# Material to process start
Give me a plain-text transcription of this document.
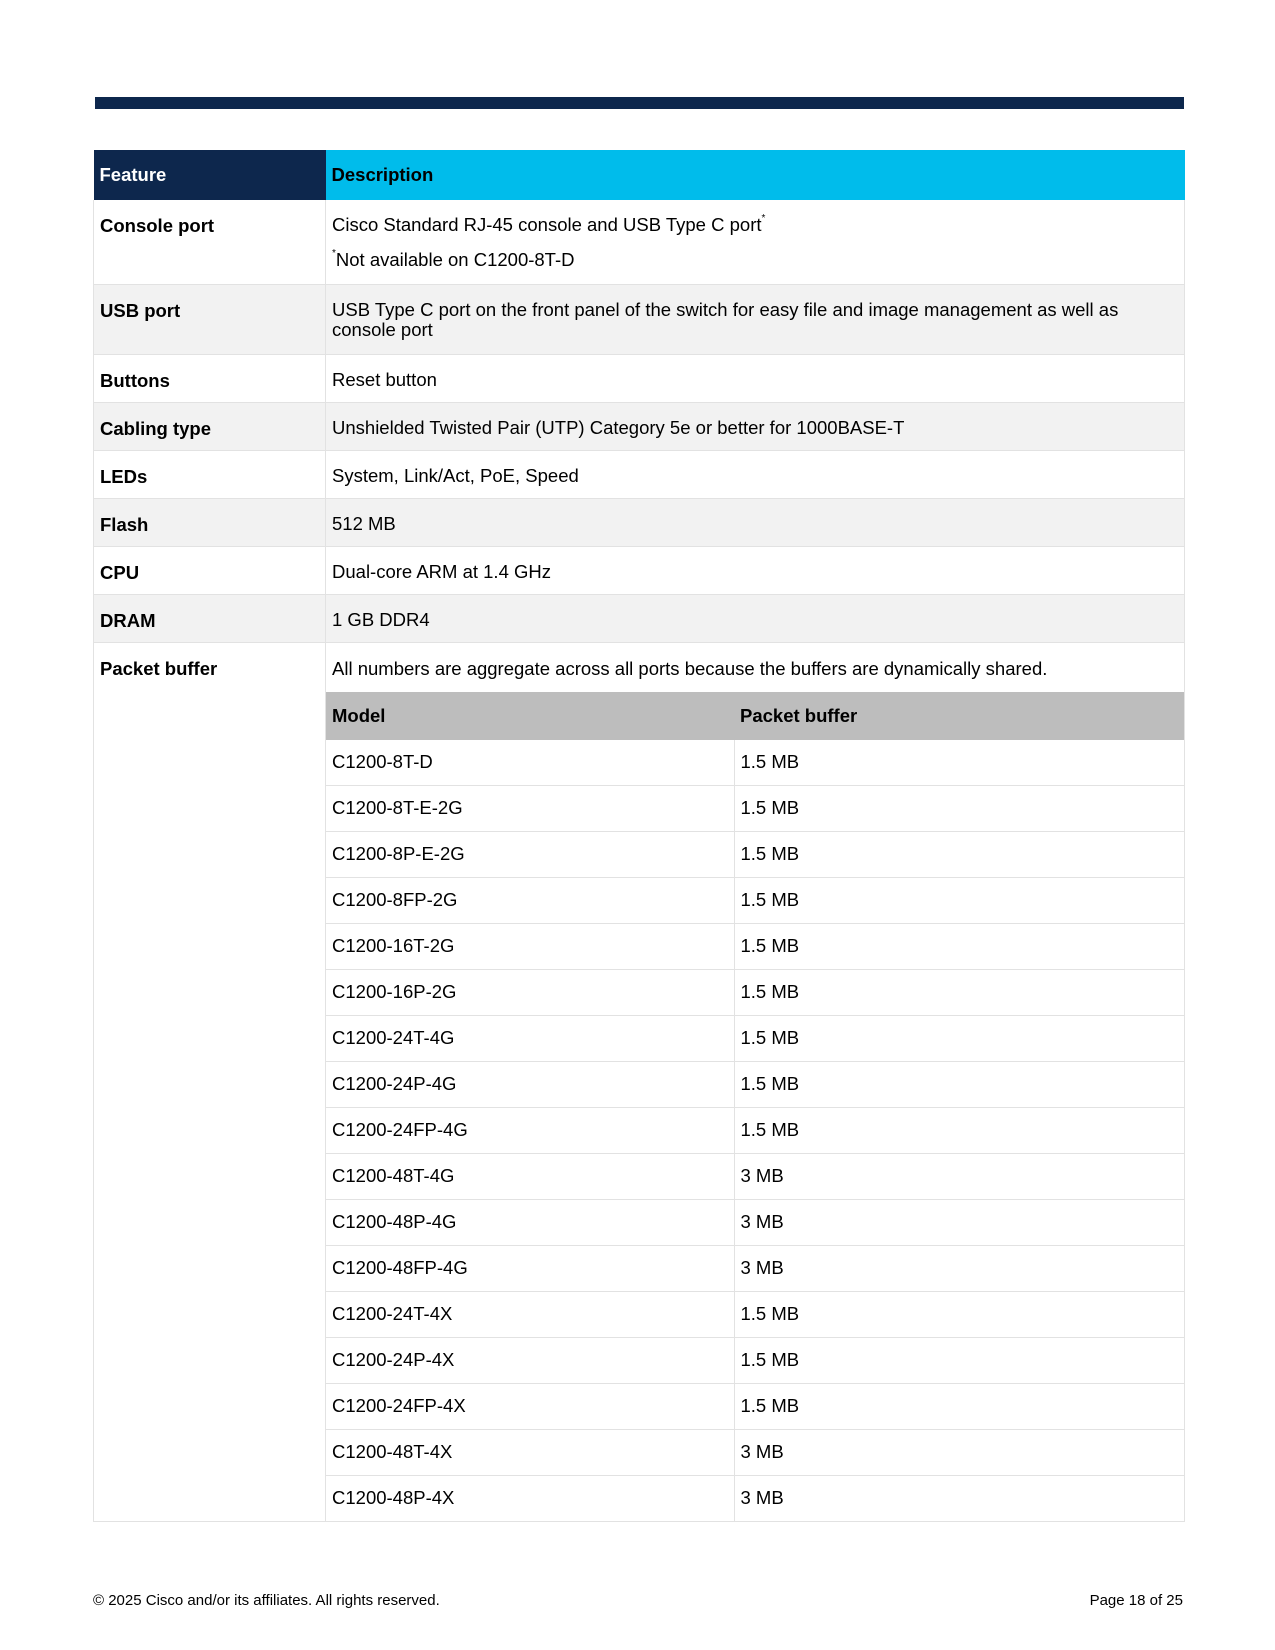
Feature	Description
Console port	Cisco Standard RJ-45 console and USB Type C port*
*Not available on C1200-8T-D

USB port	USB Type C port on the front panel of the switch for easy file and image management as well as console port
Buttons	Reset button
Cabling type	Unshielded Twisted Pair (UTP) Category 5e or better for 1000BASE-T
LEDs	System, Link/Act, PoE, Speed
Flash	512 MB
CPU	Dual-core ARM at 1.4 GHz
DRAM	1 GB DDR4
Packet buffer	All numbers are aggregate across all ports because the buffers are dynamically shared.
Model	Packet buffer
C1200-8T-D	1.5 MB
C1200-8T-E-2G	1.5 MB
C1200-8P-E-2G	1.5 MB
C1200-8FP-2G	1.5 MB
C1200-16T-2G	1.5 MB
C1200-16P-2G	1.5 MB
C1200-24T-4G	1.5 MB
C1200-24P-4G	1.5 MB
C1200-24FP-4G	1.5 MB
C1200-48T-4G	3 MB
C1200-48P-4G	3 MB
C1200-48FP-4G	3 MB
C1200-24T-4X	1.5 MB
C1200-24P-4X	1.5 MB
C1200-24FP-4X	1.5 MB
C1200-48T-4X	3 MB
C1200-48P-4X	3 MB
© 2025 Cisco and/or its affiliates. All rights reserved.	Page 18 of 25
# Material to process end
Repeat the records in full, exactly as they appear, without the pictures.

Reply:
Give me a plain-text transcription of this document.
Feature	Description
Console port	Cisco Standard RJ-45 console and USB Type C port*
*Not available on C1200-8T-D

USB port	USB Type C port on the front panel of the switch for easy file and image management as well as console port
Buttons	Reset button
Cabling type	Unshielded Twisted Pair (UTP) Category 5e or better for 1000BASE-T
LEDs	System, Link/Act, PoE, Speed
Flash	512 MB
CPU	Dual-core ARM at 1.4 GHz
DRAM	1 GB DDR4
Packet buffer	All numbers are aggregate across all ports because the buffers are dynamically shared.
Model	Packet buffer
C1200-8T-D	1.5 MB
C1200-8T-E-2G	1.5 MB
C1200-8P-E-2G	1.5 MB
C1200-8FP-2G	1.5 MB
C1200-16T-2G	1.5 MB
C1200-16P-2G	1.5 MB
C1200-24T-4G	1.5 MB
C1200-24P-4G	1.5 MB
C1200-24FP-4G	1.5 MB
C1200-48T-4G	3 MB
C1200-48P-4G	3 MB
C1200-48FP-4G	3 MB
C1200-24T-4X	1.5 MB
C1200-24P-4X	1.5 MB
C1200-24FP-4X	1.5 MB
C1200-48T-4X	3 MB
C1200-48P-4X	3 MB
© 2025 Cisco and/or its affiliates. All rights reserved.	Page 18 of 25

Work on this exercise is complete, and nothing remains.